Aim of the task: Please print the full listing exactly.

The data:
/---

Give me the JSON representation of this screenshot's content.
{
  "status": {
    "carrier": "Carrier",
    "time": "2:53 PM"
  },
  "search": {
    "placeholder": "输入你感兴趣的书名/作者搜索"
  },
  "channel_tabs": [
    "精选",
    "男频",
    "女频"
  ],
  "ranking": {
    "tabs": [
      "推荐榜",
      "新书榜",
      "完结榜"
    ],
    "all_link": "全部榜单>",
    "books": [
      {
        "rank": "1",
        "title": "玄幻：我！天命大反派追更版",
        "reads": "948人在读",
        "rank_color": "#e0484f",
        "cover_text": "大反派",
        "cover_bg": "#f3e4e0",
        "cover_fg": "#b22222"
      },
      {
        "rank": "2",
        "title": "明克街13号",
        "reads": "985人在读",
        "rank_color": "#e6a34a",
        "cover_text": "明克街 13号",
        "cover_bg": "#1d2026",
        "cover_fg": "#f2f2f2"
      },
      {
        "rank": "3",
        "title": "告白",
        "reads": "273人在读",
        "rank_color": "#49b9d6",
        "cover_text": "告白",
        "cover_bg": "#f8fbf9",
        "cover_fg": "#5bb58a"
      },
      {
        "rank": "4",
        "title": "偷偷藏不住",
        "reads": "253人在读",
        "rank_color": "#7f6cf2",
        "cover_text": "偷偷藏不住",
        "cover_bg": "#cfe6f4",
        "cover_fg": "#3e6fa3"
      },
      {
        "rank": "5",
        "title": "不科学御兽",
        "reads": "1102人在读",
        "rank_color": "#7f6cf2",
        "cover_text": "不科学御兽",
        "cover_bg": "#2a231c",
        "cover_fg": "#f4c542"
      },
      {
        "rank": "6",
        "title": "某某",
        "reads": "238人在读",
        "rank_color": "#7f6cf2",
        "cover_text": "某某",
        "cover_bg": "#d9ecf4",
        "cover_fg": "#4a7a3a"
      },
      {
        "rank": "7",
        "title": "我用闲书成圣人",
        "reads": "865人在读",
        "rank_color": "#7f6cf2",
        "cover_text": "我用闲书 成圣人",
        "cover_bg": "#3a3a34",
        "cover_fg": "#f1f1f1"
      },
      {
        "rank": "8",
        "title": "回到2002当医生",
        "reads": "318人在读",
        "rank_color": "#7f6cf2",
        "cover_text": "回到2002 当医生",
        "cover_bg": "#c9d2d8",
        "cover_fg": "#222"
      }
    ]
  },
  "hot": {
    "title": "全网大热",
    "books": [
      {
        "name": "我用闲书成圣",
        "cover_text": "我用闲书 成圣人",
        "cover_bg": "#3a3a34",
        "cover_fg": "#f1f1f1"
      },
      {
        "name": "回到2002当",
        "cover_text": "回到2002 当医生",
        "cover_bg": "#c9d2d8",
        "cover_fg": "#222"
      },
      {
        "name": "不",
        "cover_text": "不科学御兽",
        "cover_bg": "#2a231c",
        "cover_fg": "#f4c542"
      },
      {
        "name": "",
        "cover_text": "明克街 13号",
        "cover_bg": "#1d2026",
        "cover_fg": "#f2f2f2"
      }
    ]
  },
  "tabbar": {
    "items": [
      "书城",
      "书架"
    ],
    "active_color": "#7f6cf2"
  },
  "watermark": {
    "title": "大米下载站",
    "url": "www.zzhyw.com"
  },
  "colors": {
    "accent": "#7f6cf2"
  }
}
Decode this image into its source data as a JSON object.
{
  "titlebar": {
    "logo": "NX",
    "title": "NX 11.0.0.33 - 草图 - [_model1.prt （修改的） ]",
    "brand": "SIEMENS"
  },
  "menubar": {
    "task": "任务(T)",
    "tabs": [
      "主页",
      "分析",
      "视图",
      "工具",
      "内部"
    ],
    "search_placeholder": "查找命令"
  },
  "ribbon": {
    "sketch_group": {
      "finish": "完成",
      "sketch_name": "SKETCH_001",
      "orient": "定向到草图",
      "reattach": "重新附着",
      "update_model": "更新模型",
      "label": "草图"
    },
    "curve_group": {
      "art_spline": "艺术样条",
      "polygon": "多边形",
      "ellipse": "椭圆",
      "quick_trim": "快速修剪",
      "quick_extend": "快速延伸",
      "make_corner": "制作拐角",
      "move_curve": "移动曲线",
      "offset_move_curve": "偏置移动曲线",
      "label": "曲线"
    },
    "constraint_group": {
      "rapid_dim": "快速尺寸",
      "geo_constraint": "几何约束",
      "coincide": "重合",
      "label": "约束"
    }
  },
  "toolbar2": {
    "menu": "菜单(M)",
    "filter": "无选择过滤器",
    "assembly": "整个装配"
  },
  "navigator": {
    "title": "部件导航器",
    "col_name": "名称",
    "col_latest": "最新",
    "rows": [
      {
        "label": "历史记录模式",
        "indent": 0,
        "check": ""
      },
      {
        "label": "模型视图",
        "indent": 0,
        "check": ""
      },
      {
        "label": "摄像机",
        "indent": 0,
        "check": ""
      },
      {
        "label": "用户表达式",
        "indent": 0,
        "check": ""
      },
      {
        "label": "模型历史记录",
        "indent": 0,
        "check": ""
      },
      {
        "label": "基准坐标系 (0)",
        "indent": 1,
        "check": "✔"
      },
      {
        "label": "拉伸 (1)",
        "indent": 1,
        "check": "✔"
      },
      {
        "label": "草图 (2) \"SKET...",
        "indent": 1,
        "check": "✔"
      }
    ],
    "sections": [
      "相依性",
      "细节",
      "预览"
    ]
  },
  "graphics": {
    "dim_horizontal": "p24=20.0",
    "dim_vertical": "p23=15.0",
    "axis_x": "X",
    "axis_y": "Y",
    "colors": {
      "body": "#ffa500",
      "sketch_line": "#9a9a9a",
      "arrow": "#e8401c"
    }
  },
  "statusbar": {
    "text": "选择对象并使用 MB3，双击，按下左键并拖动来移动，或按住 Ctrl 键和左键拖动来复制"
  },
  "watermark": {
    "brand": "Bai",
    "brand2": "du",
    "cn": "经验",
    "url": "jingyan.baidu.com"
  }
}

\---

Reply to the task:
Give me the JSON representation of this screenshot's content.
{
  "status": {
    "carrier": "Carrier",
    "time": "2:53 PM"
  },
  "search": {
    "placeholder": "输入你感兴趣的书名/作者搜索"
  },
  "channel_tabs": [
    "精选",
    "男频",
    "女频"
  ],
  "ranking": {
    "tabs": [
      "推荐榜",
      "新书榜",
      "完结榜"
    ],
    "all_link": "全部榜单>",
    "books": [
      {
        "rank": "1",
        "title": "玄幻：我！天命大反派追更版",
        "reads": "948人在读",
        "rank_color": "#e0484f",
        "cover_text": "大反派",
        "cover_bg": "#f3e4e0",
        "cover_fg": "#b22222"
      },
      {
        "rank": "2",
        "title": "明克街13号",
        "reads": "985人在读",
        "rank_color": "#e6a34a",
        "cover_text": "明克街 13号",
        "cover_bg": "#1d2026",
        "cover_fg": "#f2f2f2"
      },
      {
        "rank": "3",
        "title": "告白",
        "reads": "273人在读",
        "rank_color": "#49b9d6",
        "cover_text": "告白",
        "cover_bg": "#f8fbf9",
        "cover_fg": "#5bb58a"
      },
      {
        "rank": "4",
        "title": "偷偷藏不住",
        "reads": "253人在读",
        "rank_color": "#7f6cf2",
        "cover_text": "偷偷藏不住",
        "cover_bg": "#cfe6f4",
        "cover_fg": "#3e6fa3"
      },
      {
        "rank": "5",
        "title": "不科学御兽",
        "reads": "1102人在读",
        "rank_color": "#7f6cf2",
        "cover_text": "不科学御兽",
        "cover_bg": "#2a231c",
        "cover_fg": "#f4c542"
      },
      {
        "rank": "6",
        "title": "某某",
        "reads": "238人在读",
        "rank_color": "#7f6cf2",
        "cover_text": "某某",
        "cover_bg": "#d9ecf4",
        "cover_fg": "#4a7a3a"
      },
      {
        "rank": "7",
        "title": "我用闲书成圣人",
        "reads": "865人在读",
        "rank_color": "#7f6cf2",
        "cover_text": "我用闲书 成圣人",
        "cover_bg": "#3a3a34",
        "cover_fg": "#f1f1f1"
      },
      {
        "rank": "8",
        "title": "回到2002当医生",
        "reads": "318人在读",
        "rank_color": "#7f6cf2",
        "cover_text": "回到2002 当医生",
        "cover_bg": "#c9d2d8",
        "cover_fg": "#222"
      }
    ]
  },
  "hot": {
    "title": "全网大热",
    "books": [
      {
        "name": "我用闲书成圣",
        "cover_text": "我用闲书 成圣人",
        "cover_bg": "#3a3a34",
        "cover_fg": "#f1f1f1"
      },
      {
        "name": "回到2002当",
        "cover_text": "回到2002 当医生",
        "cover_bg": "#c9d2d8",
        "cover_fg": "#222"
      },
      {
        "name": "不",
        "cover_text": "不科学御兽",
        "cover_bg": "#2a231c",
        "cover_fg": "#f4c542"
      },
      {
        "name": "",
        "cover_text": "明克街 13号",
        "cover_bg": "#1d2026",
        "cover_fg": "#f2f2f2"
      }
    ]
  },
  "tabbar": {
    "items": [
      "书城",
      "书架"
    ],
    "active_color": "#7f6cf2"
  },
  "watermark": {
    "title": "大米下载站",
    "url": "www.zzhyw.com"
  },
  "colors": {
    "accent": "#7f6cf2"
  }
}
Decode this image into its source data as a JSON object.
{
  "titlebar": {
    "logo": "NX",
    "title": "NX 11.0.0.33 - 草图 - [_model1.prt （修改的） ]",
    "brand": "SIEMENS"
  },
  "menubar": {
    "task": "任务(T)",
    "tabs": [
      "主页",
      "分析",
      "视图",
      "工具",
      "内部"
    ],
    "search_placeholder": "查找命令"
  },
  "ribbon": {
    "sketch_group": {
      "finish": "完成",
      "sketch_name": "SKETCH_001",
      "orient": "定向到草图",
      "reattach": "重新附着",
      "update_model": "更新模型",
      "label": "草图"
    },
    "curve_group": {
      "art_spline": "艺术样条",
      "polygon": "多边形",
      "ellipse": "椭圆",
      "quick_trim": "快速修剪",
      "quick_extend": "快速延伸",
      "make_corner": "制作拐角",
      "move_curve": "移动曲线",
      "offset_move_curve": "偏置移动曲线",
      "label": "曲线"
    },
    "constraint_group": {
      "rapid_dim": "快速尺寸",
      "geo_constraint": "几何约束",
      "coincide": "重合",
      "label": "约束"
    }
  },
  "toolbar2": {
    "menu": "菜单(M)",
    "filter": "无选择过滤器",
    "assembly": "整个装配"
  },
  "navigator": {
    "title": "部件导航器",
    "col_name": "名称",
    "col_latest": "最新",
    "rows": [
      {
        "label": "历史记录模式",
        "indent": 0,
        "check": ""
      },
      {
        "label": "模型视图",
        "indent": 0,
        "check": ""
      },
      {
        "label": "摄像机",
        "indent": 0,
        "check": ""
      },
      {
        "label": "用户表达式",
        "indent": 0,
        "check": ""
      },
      {
        "label": "模型历史记录",
        "indent": 0,
        "check": ""
      },
      {
        "label": "基准坐标系 (0)",
        "indent": 1,
        "check": "✔"
      },
      {
        "label": "拉伸 (1)",
        "indent": 1,
        "check": "✔"
      },
      {
        "label": "草图 (2) \"SKET...",
        "indent": 1,
        "check": "✔"
      }
    ],
    "sections": [
      "相依性",
      "细节",
      "预览"
    ]
  },
  "graphics": {
    "dim_horizontal": "p24=20.0",
    "dim_vertical": "p23=15.0",
    "axis_x": "X",
    "axis_y": "Y",
    "colors": {
      "body": "#ffa500",
      "sketch_line": "#9a9a9a",
      "arrow": "#e8401c"
    }
  },
  "statusbar": {
    "text": "选择对象并使用 MB3，双击，按下左键并拖动来移动，或按住 Ctrl 键和左键拖动来复制"
  },
  "watermark": {
    "brand": "Bai",
    "brand2": "du",
    "cn": "经验",
    "url": "jingyan.baidu.com"
  }
}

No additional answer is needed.